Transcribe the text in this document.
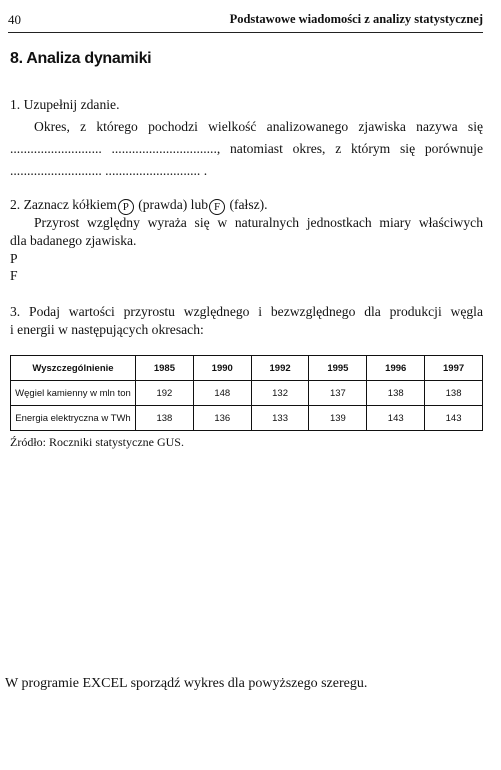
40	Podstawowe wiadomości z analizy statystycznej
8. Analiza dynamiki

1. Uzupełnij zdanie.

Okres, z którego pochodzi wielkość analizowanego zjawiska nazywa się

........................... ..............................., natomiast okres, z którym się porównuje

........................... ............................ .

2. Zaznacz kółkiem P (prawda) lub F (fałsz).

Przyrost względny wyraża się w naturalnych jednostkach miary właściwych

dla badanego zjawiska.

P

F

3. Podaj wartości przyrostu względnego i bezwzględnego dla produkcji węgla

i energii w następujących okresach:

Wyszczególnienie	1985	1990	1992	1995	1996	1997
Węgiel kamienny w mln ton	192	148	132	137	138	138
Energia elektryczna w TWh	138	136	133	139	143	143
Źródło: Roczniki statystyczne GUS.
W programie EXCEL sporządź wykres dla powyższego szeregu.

--

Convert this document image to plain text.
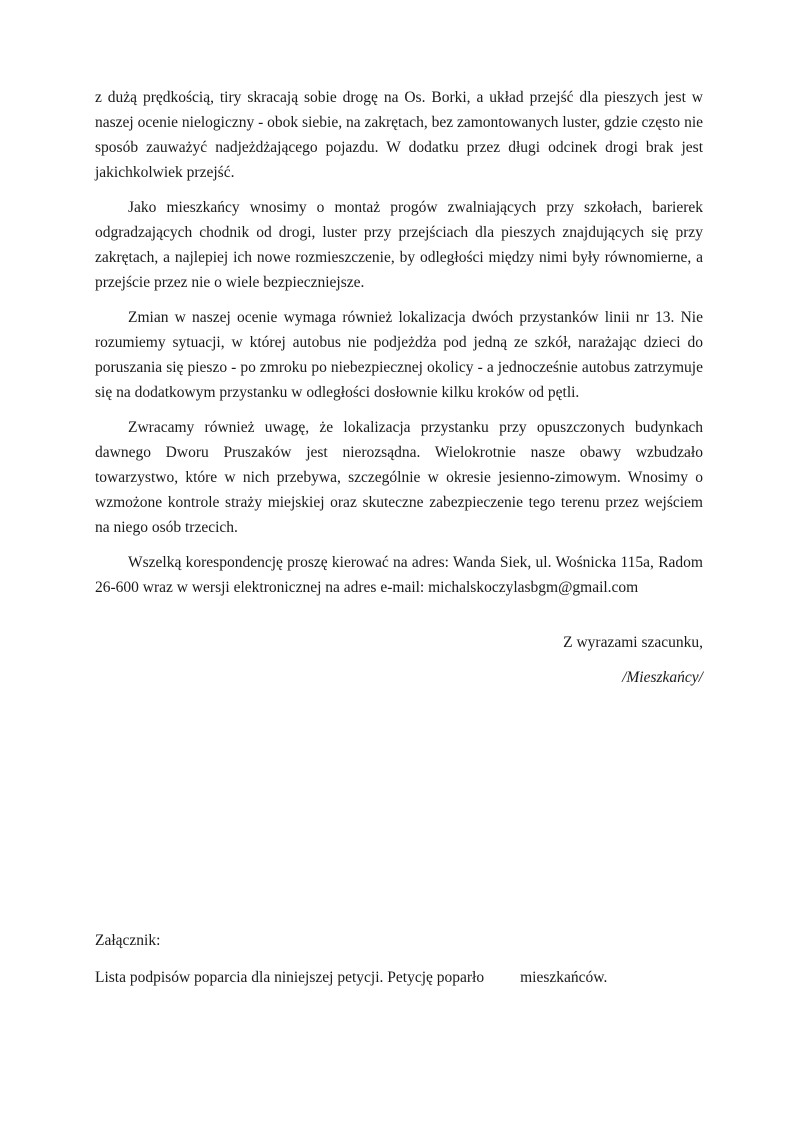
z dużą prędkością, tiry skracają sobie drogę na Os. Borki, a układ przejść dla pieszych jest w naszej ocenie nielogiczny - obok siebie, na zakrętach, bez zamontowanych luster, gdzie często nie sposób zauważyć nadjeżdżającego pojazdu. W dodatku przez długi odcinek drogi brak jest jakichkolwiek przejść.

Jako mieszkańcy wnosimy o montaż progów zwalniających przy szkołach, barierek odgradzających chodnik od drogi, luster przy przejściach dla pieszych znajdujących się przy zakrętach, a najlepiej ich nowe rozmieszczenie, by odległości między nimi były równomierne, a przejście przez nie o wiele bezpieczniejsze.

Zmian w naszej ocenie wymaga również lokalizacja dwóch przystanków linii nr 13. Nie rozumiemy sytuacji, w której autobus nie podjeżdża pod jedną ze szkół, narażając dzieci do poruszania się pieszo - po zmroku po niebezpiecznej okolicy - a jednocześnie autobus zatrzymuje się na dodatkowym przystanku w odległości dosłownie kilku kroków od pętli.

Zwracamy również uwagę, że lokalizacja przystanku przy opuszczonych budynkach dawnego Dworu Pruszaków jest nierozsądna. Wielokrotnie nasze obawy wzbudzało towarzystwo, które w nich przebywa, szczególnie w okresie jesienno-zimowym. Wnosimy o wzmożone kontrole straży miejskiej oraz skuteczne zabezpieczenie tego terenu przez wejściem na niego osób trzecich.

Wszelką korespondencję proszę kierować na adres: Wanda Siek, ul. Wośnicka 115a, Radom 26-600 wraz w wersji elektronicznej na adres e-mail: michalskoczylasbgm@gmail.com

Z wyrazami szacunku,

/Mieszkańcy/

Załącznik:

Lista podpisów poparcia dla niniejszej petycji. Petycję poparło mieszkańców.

§ Written task: Look through the data above. Each line containing the word "this" needs to be copied.

§ The solution:
Transcribe the text in this document.
Convert this document image to plain text.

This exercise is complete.